(Recorded data)
○ ○ ○

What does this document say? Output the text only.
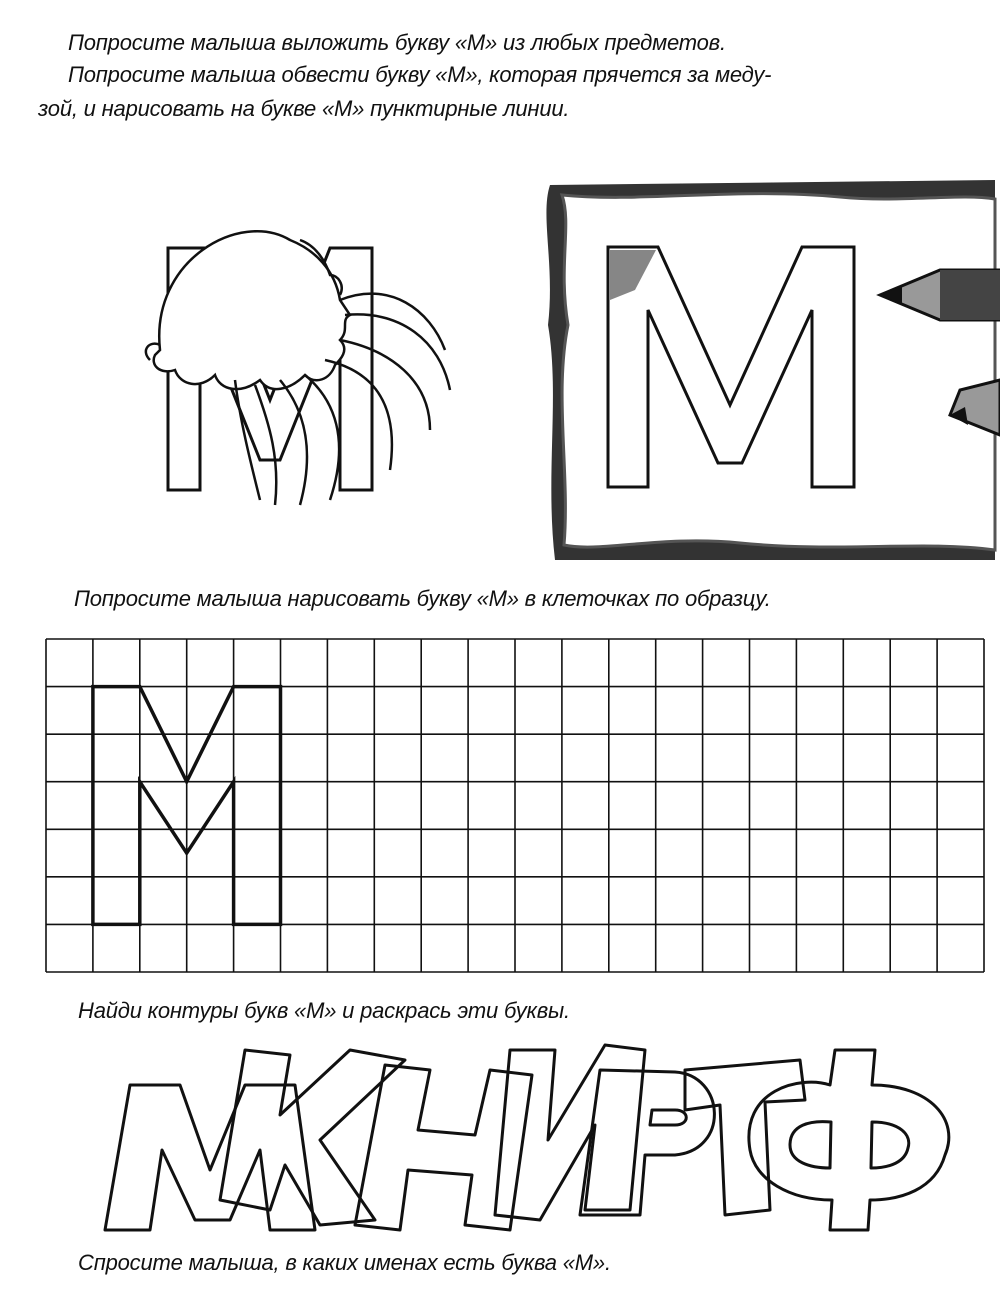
Попросите малыша выложить букву «М» из любых предметов.
Попросите малыша обвести букву «М», которая прячется за меду-
зой, и нарисовать на букве «М» пунктирные линии.
Попросите малыша нарисовать букву «М» в клеточках по образцу.
Найди контуры букв «М» и раскрась эти буквы.
Спросите малыша, в каких именах есть буква «М».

○ ○ ○

→ Prompt
Your answer should be a single number: the count of lines that contain "нарисовать".

→ Output for this task
2